Records contained in a dataset:
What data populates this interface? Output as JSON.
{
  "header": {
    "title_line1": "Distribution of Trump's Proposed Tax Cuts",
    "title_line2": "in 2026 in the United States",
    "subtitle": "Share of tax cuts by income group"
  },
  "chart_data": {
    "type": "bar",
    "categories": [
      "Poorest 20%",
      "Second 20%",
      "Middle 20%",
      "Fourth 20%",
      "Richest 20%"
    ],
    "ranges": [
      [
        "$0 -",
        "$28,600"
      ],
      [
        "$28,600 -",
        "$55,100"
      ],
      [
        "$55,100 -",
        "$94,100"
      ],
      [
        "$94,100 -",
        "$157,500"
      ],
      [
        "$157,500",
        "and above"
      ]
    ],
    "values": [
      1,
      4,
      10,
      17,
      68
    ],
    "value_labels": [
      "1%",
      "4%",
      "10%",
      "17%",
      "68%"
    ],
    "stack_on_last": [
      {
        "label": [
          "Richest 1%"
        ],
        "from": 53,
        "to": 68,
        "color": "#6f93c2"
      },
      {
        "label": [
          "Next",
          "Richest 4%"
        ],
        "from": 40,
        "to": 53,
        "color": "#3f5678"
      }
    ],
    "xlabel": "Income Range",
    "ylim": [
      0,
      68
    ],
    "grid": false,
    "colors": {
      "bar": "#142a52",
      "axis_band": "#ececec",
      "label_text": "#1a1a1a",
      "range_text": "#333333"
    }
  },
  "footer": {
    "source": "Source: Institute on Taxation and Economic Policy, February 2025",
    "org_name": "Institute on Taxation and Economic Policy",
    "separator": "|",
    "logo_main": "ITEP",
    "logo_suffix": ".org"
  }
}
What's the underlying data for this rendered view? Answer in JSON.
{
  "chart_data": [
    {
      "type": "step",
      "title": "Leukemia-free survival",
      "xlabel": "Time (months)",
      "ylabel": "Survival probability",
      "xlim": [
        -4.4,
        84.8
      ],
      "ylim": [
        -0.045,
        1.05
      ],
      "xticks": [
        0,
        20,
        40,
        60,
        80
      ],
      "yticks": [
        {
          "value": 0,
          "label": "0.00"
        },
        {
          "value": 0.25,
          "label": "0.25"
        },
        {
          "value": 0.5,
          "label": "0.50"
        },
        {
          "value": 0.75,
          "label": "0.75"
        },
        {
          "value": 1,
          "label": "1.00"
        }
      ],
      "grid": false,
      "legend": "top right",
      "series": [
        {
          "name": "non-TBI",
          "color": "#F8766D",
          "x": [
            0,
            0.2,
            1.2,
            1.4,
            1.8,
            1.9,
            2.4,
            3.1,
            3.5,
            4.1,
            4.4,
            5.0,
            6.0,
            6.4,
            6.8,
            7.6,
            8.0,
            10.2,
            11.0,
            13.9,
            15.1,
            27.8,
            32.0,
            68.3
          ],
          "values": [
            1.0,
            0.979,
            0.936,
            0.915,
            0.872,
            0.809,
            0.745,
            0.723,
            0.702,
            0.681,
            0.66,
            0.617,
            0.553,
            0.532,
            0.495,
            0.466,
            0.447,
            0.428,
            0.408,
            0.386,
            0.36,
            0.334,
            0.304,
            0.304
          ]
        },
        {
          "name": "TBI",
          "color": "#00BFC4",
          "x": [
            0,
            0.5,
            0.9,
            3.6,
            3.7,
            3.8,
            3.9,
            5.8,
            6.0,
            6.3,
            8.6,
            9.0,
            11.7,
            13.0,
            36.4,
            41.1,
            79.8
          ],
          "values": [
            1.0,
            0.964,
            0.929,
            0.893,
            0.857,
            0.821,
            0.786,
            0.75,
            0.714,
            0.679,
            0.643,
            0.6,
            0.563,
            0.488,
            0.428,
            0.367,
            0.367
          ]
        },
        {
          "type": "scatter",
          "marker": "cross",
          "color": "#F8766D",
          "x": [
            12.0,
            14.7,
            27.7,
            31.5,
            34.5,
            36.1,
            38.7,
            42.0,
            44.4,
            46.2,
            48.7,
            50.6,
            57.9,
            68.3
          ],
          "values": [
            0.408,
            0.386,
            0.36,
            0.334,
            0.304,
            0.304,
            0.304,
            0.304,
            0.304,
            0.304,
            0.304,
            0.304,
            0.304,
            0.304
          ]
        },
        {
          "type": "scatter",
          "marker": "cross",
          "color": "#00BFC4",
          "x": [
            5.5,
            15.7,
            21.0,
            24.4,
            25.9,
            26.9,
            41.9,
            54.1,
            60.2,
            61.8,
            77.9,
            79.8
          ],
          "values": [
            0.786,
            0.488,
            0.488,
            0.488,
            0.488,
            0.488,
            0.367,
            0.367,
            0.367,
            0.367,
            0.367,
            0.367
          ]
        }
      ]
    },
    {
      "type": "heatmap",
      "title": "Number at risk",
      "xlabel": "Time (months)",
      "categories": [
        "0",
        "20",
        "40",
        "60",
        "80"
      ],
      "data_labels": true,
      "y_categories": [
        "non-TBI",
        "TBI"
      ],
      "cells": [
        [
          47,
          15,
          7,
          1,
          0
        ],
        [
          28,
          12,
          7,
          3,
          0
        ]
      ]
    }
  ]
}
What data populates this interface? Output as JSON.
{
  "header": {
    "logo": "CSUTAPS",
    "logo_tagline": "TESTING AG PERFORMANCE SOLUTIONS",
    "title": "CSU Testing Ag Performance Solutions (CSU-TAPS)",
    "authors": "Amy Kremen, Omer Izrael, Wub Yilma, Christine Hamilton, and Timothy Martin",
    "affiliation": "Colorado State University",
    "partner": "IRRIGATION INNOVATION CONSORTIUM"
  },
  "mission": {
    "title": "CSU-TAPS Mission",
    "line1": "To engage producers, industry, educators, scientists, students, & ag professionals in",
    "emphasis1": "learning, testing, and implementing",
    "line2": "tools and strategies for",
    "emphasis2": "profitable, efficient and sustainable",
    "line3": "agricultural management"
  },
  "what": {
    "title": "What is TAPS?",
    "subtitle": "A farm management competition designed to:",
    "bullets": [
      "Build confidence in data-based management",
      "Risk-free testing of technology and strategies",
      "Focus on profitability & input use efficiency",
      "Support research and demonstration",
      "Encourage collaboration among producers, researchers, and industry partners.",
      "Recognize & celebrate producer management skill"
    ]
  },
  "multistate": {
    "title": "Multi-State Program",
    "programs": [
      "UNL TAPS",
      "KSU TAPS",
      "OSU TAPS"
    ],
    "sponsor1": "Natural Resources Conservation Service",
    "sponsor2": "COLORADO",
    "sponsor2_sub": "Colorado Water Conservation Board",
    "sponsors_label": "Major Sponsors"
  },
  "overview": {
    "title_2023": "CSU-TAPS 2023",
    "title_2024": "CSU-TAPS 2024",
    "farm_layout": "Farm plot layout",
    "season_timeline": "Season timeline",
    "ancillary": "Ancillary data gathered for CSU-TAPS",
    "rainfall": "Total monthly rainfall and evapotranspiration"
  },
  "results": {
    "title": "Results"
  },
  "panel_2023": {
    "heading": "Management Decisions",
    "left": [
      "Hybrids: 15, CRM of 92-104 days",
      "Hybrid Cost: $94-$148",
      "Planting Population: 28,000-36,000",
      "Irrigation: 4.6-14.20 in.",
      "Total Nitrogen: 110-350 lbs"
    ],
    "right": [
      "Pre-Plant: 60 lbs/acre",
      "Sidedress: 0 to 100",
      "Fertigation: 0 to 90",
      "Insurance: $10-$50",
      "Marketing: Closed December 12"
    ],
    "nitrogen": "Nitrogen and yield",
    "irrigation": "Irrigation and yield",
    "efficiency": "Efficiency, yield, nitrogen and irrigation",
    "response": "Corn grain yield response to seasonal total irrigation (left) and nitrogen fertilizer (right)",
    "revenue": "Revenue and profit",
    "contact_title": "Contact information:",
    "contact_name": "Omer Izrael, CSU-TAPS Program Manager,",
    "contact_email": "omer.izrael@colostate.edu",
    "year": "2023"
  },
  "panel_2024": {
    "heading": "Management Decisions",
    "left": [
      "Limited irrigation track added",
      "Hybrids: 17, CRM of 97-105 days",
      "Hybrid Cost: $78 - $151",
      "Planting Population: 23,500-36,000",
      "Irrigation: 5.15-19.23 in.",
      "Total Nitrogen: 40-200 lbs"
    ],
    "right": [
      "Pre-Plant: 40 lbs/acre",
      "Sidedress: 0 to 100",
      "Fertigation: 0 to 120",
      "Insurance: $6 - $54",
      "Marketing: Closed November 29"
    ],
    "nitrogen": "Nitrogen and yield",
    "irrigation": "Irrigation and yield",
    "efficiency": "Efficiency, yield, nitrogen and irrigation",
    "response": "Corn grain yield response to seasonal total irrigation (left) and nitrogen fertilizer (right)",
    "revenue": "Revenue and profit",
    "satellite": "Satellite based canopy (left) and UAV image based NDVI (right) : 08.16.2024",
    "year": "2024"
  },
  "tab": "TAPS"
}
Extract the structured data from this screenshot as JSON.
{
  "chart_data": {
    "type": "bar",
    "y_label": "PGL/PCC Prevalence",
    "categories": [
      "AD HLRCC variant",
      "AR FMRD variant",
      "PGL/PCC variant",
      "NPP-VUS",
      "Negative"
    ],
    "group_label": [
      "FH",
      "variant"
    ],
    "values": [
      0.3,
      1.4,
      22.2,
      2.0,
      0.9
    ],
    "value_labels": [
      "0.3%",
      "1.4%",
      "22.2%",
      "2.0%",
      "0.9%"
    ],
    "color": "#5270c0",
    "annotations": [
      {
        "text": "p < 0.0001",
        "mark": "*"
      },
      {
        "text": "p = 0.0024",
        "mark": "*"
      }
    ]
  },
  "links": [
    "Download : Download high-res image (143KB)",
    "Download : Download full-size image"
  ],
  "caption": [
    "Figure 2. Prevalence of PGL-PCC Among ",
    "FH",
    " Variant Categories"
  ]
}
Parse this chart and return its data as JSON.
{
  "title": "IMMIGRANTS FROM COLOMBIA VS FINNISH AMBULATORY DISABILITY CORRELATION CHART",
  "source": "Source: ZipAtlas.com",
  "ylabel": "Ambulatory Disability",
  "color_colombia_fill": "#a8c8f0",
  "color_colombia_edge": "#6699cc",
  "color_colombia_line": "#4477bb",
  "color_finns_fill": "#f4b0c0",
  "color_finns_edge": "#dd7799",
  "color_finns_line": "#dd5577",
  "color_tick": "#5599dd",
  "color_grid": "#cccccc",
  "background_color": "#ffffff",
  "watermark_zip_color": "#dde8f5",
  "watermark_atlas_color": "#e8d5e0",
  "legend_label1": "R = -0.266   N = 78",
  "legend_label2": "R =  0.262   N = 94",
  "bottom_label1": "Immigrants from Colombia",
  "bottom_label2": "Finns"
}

(Task objective) Begin with the line that contains "Extract the structured" and set down each line exactly until the records above end, including the final line.

(Completed task)
Extract the structured data from this screenshot as JSON.
{
  "chart_data": {
    "type": "bar",
    "y_label": "PGL/PCC Prevalence",
    "categories": [
      "AD HLRCC variant",
      "AR FMRD variant",
      "PGL/PCC variant",
      "NPP-VUS",
      "Negative"
    ],
    "group_label": [
      "FH",
      "variant"
    ],
    "values": [
      0.3,
      1.4,
      22.2,
      2.0,
      0.9
    ],
    "value_labels": [
      "0.3%",
      "1.4%",
      "22.2%",
      "2.0%",
      "0.9%"
    ],
    "color": "#5270c0",
    "annotations": [
      {
        "text": "p < 0.0001",
        "mark": "*"
      },
      {
        "text": "p = 0.0024",
        "mark": "*"
      }
    ]
  },
  "links": [
    "Download : Download high-res image (143KB)",
    "Download : Download full-size image"
  ],
  "caption": [
    "Figure 2. Prevalence of PGL-PCC Among ",
    "FH",
    " Variant Categories"
  ]
}
Parse this chart and return its data as JSON.
{
  "title": "IMMIGRANTS FROM COLOMBIA VS FINNISH AMBULATORY DISABILITY CORRELATION CHART",
  "source": "Source: ZipAtlas.com",
  "ylabel": "Ambulatory Disability",
  "color_colombia_fill": "#a8c8f0",
  "color_colombia_edge": "#6699cc",
  "color_colombia_line": "#4477bb",
  "color_finns_fill": "#f4b0c0",
  "color_finns_edge": "#dd7799",
  "color_finns_line": "#dd5577",
  "color_tick": "#5599dd",
  "color_grid": "#cccccc",
  "background_color": "#ffffff",
  "watermark_zip_color": "#dde8f5",
  "watermark_atlas_color": "#e8d5e0",
  "legend_label1": "R = -0.266   N = 78",
  "legend_label2": "R =  0.262   N = 94",
  "bottom_label1": "Immigrants from Colombia",
  "bottom_label2": "Finns"
}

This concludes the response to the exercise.